■ Text block ■
Reggie is crying and saying *NoooOOOOO!! PLEASE! GiimmEE aA nother chancE ;o;*


----------



## xwatchmanx (May 17, 2013)

ShawnTRods said:


> What if I tell them I lost mine?
> would they sell me one?


I imagine so.

How the heck would you lose a gamepad the size of Texas, though?


----------



## Ryupower (May 17, 2013)

gamepad repair or replacement
from what I have read it is $150


----------



## Chaossaturn (May 17, 2013)

weavile001 said:


> I´m the only one hyped for Pikmin 3??


 
I can't wait for it, it is my most anticipated game of the year!


----------



## Taleweaver (May 17, 2013)

weavile001 said:


> I´m the only one hyped for Pikmin 3??


Hmm...I wouldn't say "hyped"...but I certainly became interested. This doesn't look like "yet another installment of the franchise", that's for sure.


----------



## blaisedinsd (May 17, 2013)

The big news for me, at least in NA, was the bestbuy partnership.  Bringing E3 to the people.  We will be able to play unreleased Wii U games at bestbuy during E3. 

That's pretty cool.  That's the only reason I ever went to E3 myself.


----------



## Deleted member 473940 (May 17, 2013)

■ Set of tasks ■
1: Answer these questions from the forum thread:
(a) According to Ryupower, what does gamepad repair or replacement cost?
(b) What partnership did blaisedinsd call the big news?
(c) What date appears on the posts?
2: Extract the rows that run from the line containing "confirm-text: Are you" through the line containing "confirm-booking-dialog: Confirm Booking", both lines inclusive.
The forum thread and the rows are unrelated material.

■ Part of a data file ■
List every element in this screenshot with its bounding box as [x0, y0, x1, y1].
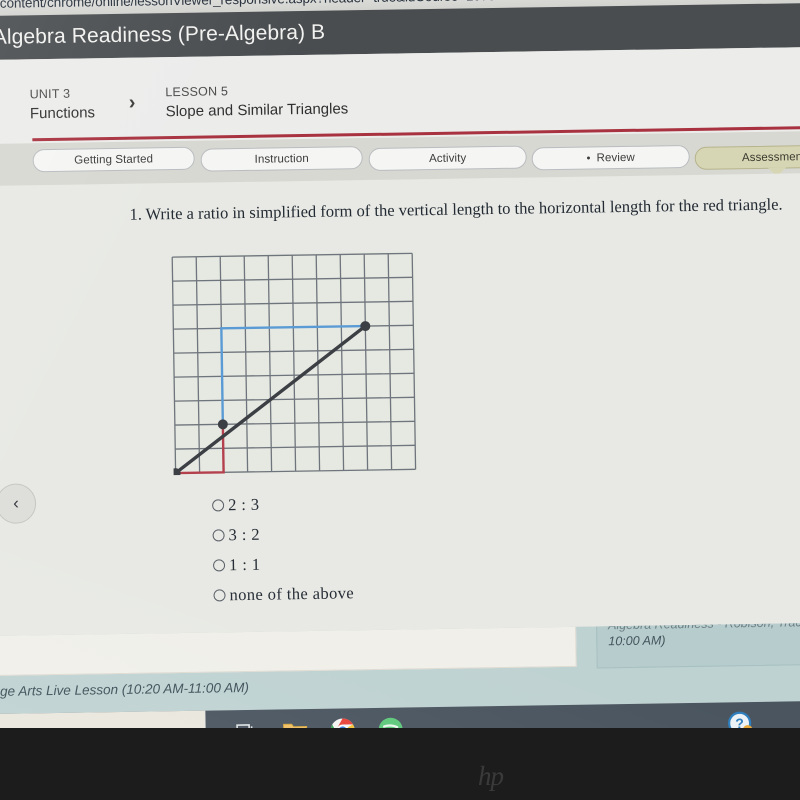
tab-review-label: Review — [596, 151, 635, 164]
radio-icon[interactable] — [212, 529, 225, 542]
choice-option-2[interactable]: 3 : 2 — [212, 518, 353, 550]
radio-icon[interactable] — [213, 589, 226, 602]
choice-option-3-label: 1 : 1 — [228, 554, 261, 575]
calendar-event-title: uage Arts Live Lesson (10:20 AM-11:00 AM… — [0, 679, 249, 700]
bullet-icon: • — [586, 152, 591, 165]
question-text: Write a ratio in simplified form of the … — [145, 194, 783, 224]
choice-option-2-label: 3 : 2 — [228, 524, 261, 545]
lesson-header-band: UNIT 3 Functions › LESSON 5 Slope and Si… — [0, 46, 800, 144]
answer-choices: 2 : 3 3 : 2 1 : 1 none of the above — [212, 488, 354, 610]
tab-assessment[interactable]: Assessment — [694, 144, 800, 170]
laptop-bezel: hp — [0, 728, 800, 800]
tab-activity[interactable]: Activity — [368, 145, 527, 172]
photo-of-laptop-screen: /content/chrome/online/lessonViewer_resp… — [0, 0, 800, 800]
choice-option-1-label: 2 : 3 — [227, 494, 260, 515]
radio-icon[interactable] — [212, 559, 226, 572]
tab-assessment-label: Assessment — [741, 150, 800, 164]
breadcrumb-unit-kicker: UNIT 3 — [29, 86, 71, 102]
breadcrumb: UNIT 3 Functions › LESSON 5 Slope and Si… — [30, 80, 349, 125]
chevron-left-icon: ‹ — [13, 493, 20, 513]
choice-option-4[interactable]: none of the above — [213, 578, 354, 610]
chevron-right-icon: › — [128, 92, 136, 115]
tab-activity-label: Activity — [428, 151, 467, 165]
course-title: Algebra Readiness (Pre-Algebra) B — [0, 20, 326, 49]
tab-instruction[interactable]: Instruction — [200, 146, 363, 172]
radio-icon[interactable] — [212, 499, 225, 512]
graph-svg — [170, 251, 420, 476]
breadcrumb-unit-name: Functions — [29, 104, 96, 123]
question-block: 1. Write a ratio in simplified form of t… — [129, 191, 785, 227]
choice-option-4-label: none of the above — [229, 583, 355, 605]
laptop-screen: /content/chrome/online/lessonViewer_resp… — [0, 0, 800, 750]
tab-review[interactable]: • Review — [531, 144, 690, 171]
tab-getting-started[interactable]: Getting Started — [32, 146, 195, 173]
hp-logo: hp — [478, 761, 504, 791]
question-number: 1. — [129, 204, 143, 224]
tab-instruction-label: Instruction — [254, 152, 309, 166]
choice-option-3[interactable]: 1 : 1 — [212, 548, 354, 580]
tab-getting-started-label: Getting Started — [74, 152, 154, 167]
assessment-content: 1. Write a ratio in simplified form of t… — [0, 172, 800, 636]
background-calendar-app: Algebra Readiness - Robison, Tracy (9:20… — [0, 622, 800, 714]
breadcrumb-unit[interactable]: UNIT 3 Functions — [30, 84, 96, 125]
slope-graph — [170, 251, 420, 476]
calendar-event-time: 10:00 AM) — [608, 633, 666, 649]
previous-page-button[interactable]: ‹ — [0, 483, 37, 524]
breadcrumb-lesson-name: Slope and Similar Triangles — [165, 100, 349, 121]
breadcrumb-lesson[interactable]: LESSON 5 Slope and Similar Triangles — [165, 80, 348, 123]
choice-option-1[interactable]: 2 : 3 — [212, 488, 353, 520]
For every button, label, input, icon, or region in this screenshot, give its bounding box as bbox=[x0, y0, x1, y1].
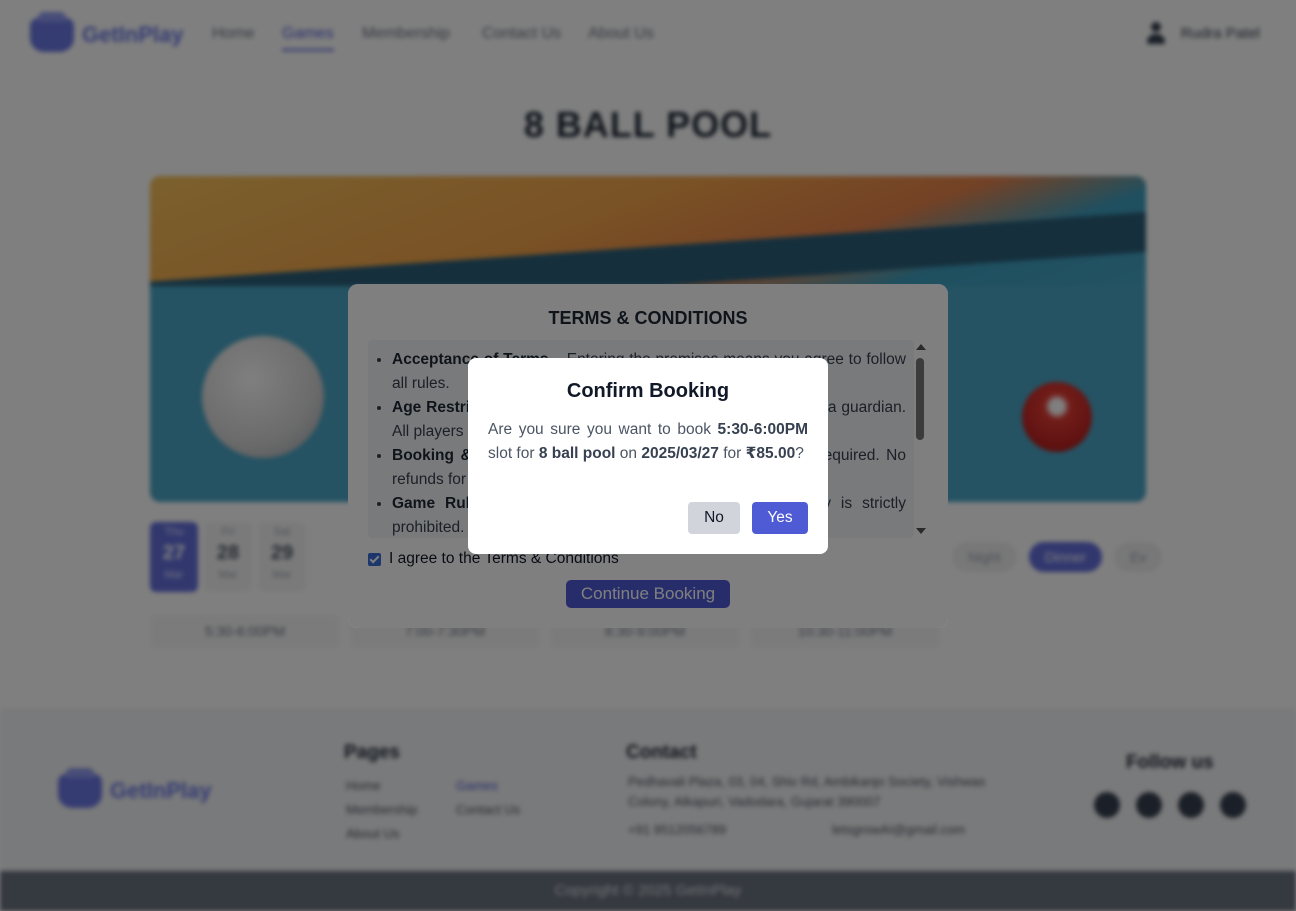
confirm-text: Are you sure you want to book bbox=[488, 421, 718, 438]
confirm-text: slot for bbox=[488, 445, 539, 462]
no-button[interactable]: No bbox=[688, 502, 740, 534]
confirm-message: Are you sure you want to book 5:30-6:00P… bbox=[488, 418, 808, 466]
confirm-text: on bbox=[615, 445, 642, 462]
confirm-price: ₹85.00 bbox=[745, 445, 796, 462]
confirm-slot: 5:30-6:00PM bbox=[717, 421, 808, 438]
confirm-date: 2025/03/27 bbox=[641, 445, 719, 462]
confirm-text: for bbox=[718, 445, 746, 462]
yes-button[interactable]: Yes bbox=[752, 502, 808, 534]
confirm-game: 8 ball pool bbox=[538, 445, 616, 462]
confirm-title: Confirm Booking bbox=[566, 380, 730, 402]
confirm-text: ? bbox=[795, 445, 804, 462]
confirm-booking-dialog: Confirm Booking Are you sure you want to… bbox=[468, 358, 828, 554]
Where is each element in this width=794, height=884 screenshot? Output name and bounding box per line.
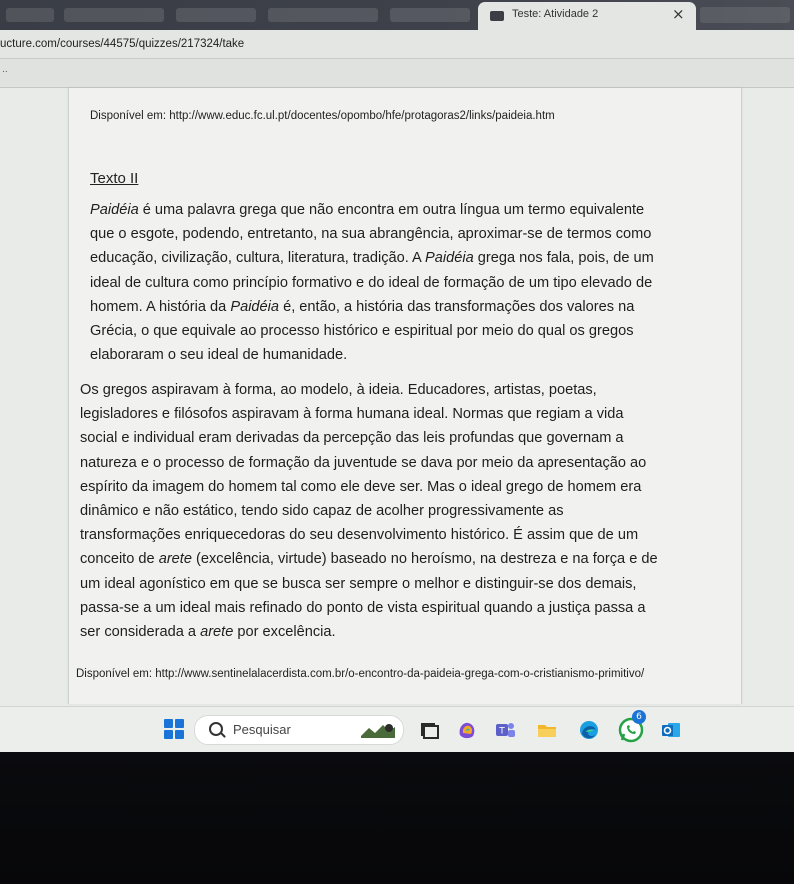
search-label: Pesquisar: [233, 722, 291, 737]
file-explorer-icon[interactable]: [536, 719, 558, 741]
section-heading: Texto II: [90, 170, 139, 187]
url-text[interactable]: ucture.com/courses/44575/quizzes/217324/…: [0, 38, 244, 50]
text-line: ser considerada a arete por excelência.: [80, 624, 336, 641]
teams-icon[interactable]: T: [494, 719, 516, 741]
browser-window: Teste: Atividade 2 × ucture.com/courses/…: [0, 0, 794, 752]
text-line: homem. A história da Paidéia é, então, a…: [90, 298, 635, 315]
monitor-icon: [490, 11, 504, 21]
blurred-tab[interactable]: [390, 8, 470, 22]
text-line: ideal de cultura como princípio formativ…: [90, 274, 653, 291]
text-line: transformações enriquecedoras do seu des…: [80, 527, 639, 544]
notification-badge: 6: [632, 710, 646, 724]
text-line: natureza e o processo de formação da juv…: [80, 454, 647, 471]
search-highlight-icon: [361, 724, 395, 738]
text-line: educação, civilização, cultura, literatu…: [90, 250, 654, 267]
blurred-tab[interactable]: [176, 8, 256, 22]
tab-strip: Teste: Atividade 2 ×: [0, 0, 794, 30]
task-view-icon[interactable]: [418, 719, 440, 741]
bookmarks-bar: ..: [0, 59, 794, 88]
text-line: um ideal agonístico em que se busca ser …: [80, 575, 637, 592]
tab-active[interactable]: Teste: Atividade 2 ×: [478, 2, 696, 30]
source-citation-2: Disponível em: http://www.sentinelalacer…: [76, 668, 645, 680]
tab-title: Teste: Atividade 2: [512, 8, 599, 20]
text-line: que o esgote, podendo, entretanto, na su…: [90, 226, 652, 243]
blurred-tab[interactable]: [64, 8, 164, 22]
source-citation-1: Disponível em: http://www.educ.fc.ul.pt/…: [90, 110, 555, 122]
outlook-icon[interactable]: [660, 719, 682, 741]
taskbar: Pesquisar T: [0, 706, 794, 752]
quiz-content: Disponível em: http://www.educ.fc.ul.pt/…: [68, 88, 742, 704]
blurred-tab[interactable]: [268, 8, 378, 22]
monitor-bezel: [0, 752, 794, 884]
windows-start-icon[interactable]: [164, 719, 184, 739]
close-icon[interactable]: ×: [672, 5, 685, 23]
text-line: conceito de arete (excelência, virtude) …: [80, 551, 658, 568]
text-line: dinâmico e não estático, tendo sido capa…: [80, 503, 564, 520]
blurred-tab[interactable]: [6, 8, 54, 22]
bookmarks-overflow[interactable]: ..: [2, 65, 8, 75]
text-line: elaboraram o seu ideal de humanidade.: [90, 347, 348, 364]
svg-text:T: T: [498, 727, 505, 737]
paragraph-2: Os gregos aspiravam à forma, ao modelo, …: [80, 378, 658, 644]
taskbar-search[interactable]: Pesquisar: [194, 715, 404, 745]
text-line: social e individual eram derivadas da pe…: [80, 430, 624, 447]
text-line: Paidéia é uma palavra grega que não enco…: [90, 202, 645, 218]
blurred-tab[interactable]: [700, 7, 790, 23]
search-icon: [209, 722, 223, 736]
text-line: Grécia, o que equivale ao processo histó…: [90, 323, 634, 340]
address-bar[interactable]: ucture.com/courses/44575/quizzes/217324/…: [0, 30, 794, 59]
text-line: espírito da imagem do homem tal como ele…: [80, 478, 642, 495]
text-line: legisladores e filósofos aspiravam à for…: [80, 406, 624, 423]
text-line: passa-se a um ideal mais refinado do pon…: [80, 599, 646, 616]
copilot-icon[interactable]: [456, 719, 478, 741]
paragraph-1: Paidéia é uma palavra grega que não enco…: [90, 198, 654, 367]
text-line: Os gregos aspiravam à forma, ao modelo, …: [80, 382, 597, 398]
edge-icon[interactable]: [578, 719, 600, 741]
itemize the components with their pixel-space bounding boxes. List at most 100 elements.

■ Expected responses ■
1:
(a) $150
(b) The Best Buy partnership
(c) May 17, 2013

2:
confirm-text: Are you sure you want to book bbox=[488, 421, 718, 438]
confirm-text: slot for bbox=[488, 445, 539, 462]
no-button[interactable]: No bbox=[688, 502, 740, 534]
confirm-message: Are you sure you want to book 5:30-6:00P… bbox=[488, 418, 808, 466]
confirm-text: on bbox=[615, 445, 642, 462]
confirm-price: ₹85.00 bbox=[745, 445, 796, 462]
confirm-slot: 5:30-6:00PM bbox=[717, 421, 808, 438]
confirm-date: 2025/03/27 bbox=[641, 445, 719, 462]
confirm-text: for bbox=[718, 445, 746, 462]
yes-button[interactable]: Yes bbox=[752, 502, 808, 534]
confirm-game: 8 ball pool bbox=[538, 445, 616, 462]
confirm-title: Confirm Booking bbox=[566, 380, 730, 402]
confirm-text: ? bbox=[795, 445, 804, 462]
confirm-booking-dialog: Confirm Booking Are you sure you want to… bbox=[468, 358, 828, 554]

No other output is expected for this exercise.